◆ **Set problem**:
Find the lines below that contain the string "일반적인". Copy each one.

------------------------------------------------------------

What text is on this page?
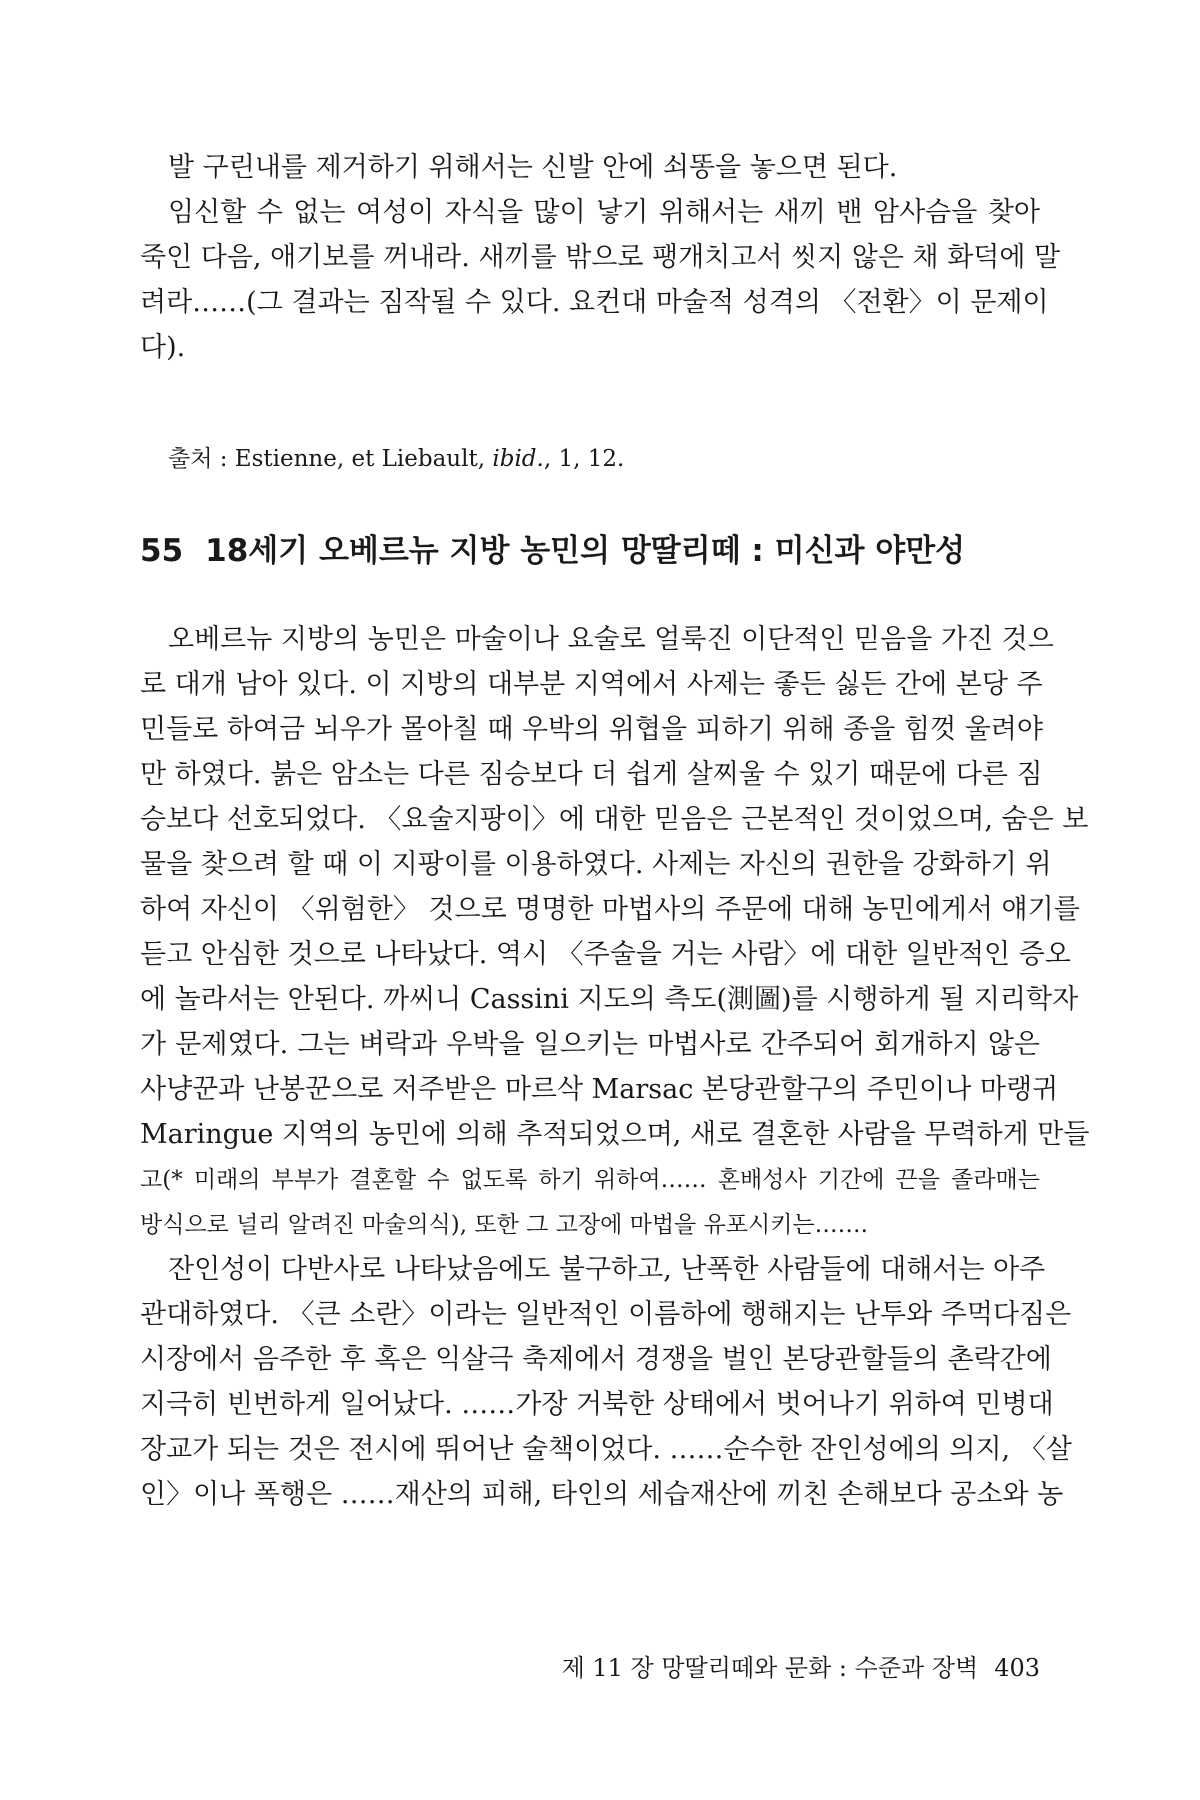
발 구린내를 제거하기 위해서는 신발 안에 쇠똥을 놓으면 된다.
임신할 수 없는 여성이 자식을 많이 낳기 위해서는 새끼 밴 암사슴을 찾아
죽인 다음, 애기보를 꺼내라. 새끼를 밖으로 팽개치고서 씻지 않은 채 화덕에 말
려라……(그 결과는 짐작될 수 있다. 요컨대 마술적 성격의 〈전환〉이 문제이
다).
출처 : Estienne, et Liebault, ibid., 1, 12.
55 18세기 오베르뉴 지방 농민의 망딸리떼 : 미신과 야만성
오베르뉴 지방의 농민은 마술이나 요술로 얼룩진 이단적인 믿음을 가진 것으
로 대개 남아 있다. 이 지방의 대부분 지역에서 사제는 좋든 싫든 간에 본당 주
민들로 하여금 뇌우가 몰아칠 때 우박의 위협을 피하기 위해 종을 힘껏 울려야
만 하였다. 붉은 암소는 다른 짐승보다 더 쉽게 살찌울 수 있기 때문에 다른 짐
승보다 선호되었다. 〈요술지팡이〉에 대한 믿음은 근본적인 것이었으며, 숨은 보
물을 찾으려 할 때 이 지팡이를 이용하였다. 사제는 자신의 권한을 강화하기 위
하여 자신이 〈위험한〉 것으로 명명한 마법사의 주문에 대해 농민에게서 얘기를
듣고 안심한 것으로 나타났다. 역시 〈주술을 거는 사람〉에 대한 일반적인 증오
에 놀라서는 안된다. 까씨니 Cassini 지도의 측도(測圖)를 시행하게 될 지리학자
가 문제였다. 그는 벼락과 우박을 일으키는 마법사로 간주되어 회개하지 않은
사냥꾼과 난봉꾼으로 저주받은 마르삭 Marsac 본당관할구의 주민이나 마랭귀
Maringue 지역의 농민에 의해 추적되었으며, 새로 결혼한 사람을 무력하게 만들
고(* 미래의 부부가 결혼할 수 없도록 하기 위하여…… 혼배성사 기간에 끈을 졸라매는
방식으로 널리 알려진 마술의식), 또한 그 고장에 마법을 유포시키는…….
잔인성이 다반사로 나타났음에도 불구하고, 난폭한 사람들에 대해서는 아주
관대하였다. 〈큰 소란〉이라는 일반적인 이름하에 행해지는 난투와 주먹다짐은
시장에서 음주한 후 혹은 익살극 축제에서 경쟁을 벌인 본당관할들의 촌락간에
지극히 빈번하게 일어났다. ……가장 거북한 상태에서 벗어나기 위하여 민병대
장교가 되는 것은 전시에 뛰어난 술책이었다. ……순수한 잔인성에의 의지, 〈살
인〉이나 폭행은 ……재산의 피해, 타인의 세습재산에 끼친 손해보다 공소와 농
제 11 장 망딸리떼와 문화 : 수준과 장벽 403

------------------------------------------------------------

◆ **Exercise result**:
듣고 안심한 것으로 나타났다. 역시 〈주술을 거는 사람〉에 대한 일반적인 증오
관대하였다. 〈큰 소란〉이라는 일반적인 이름하에 행해지는 난투와 주먹다짐은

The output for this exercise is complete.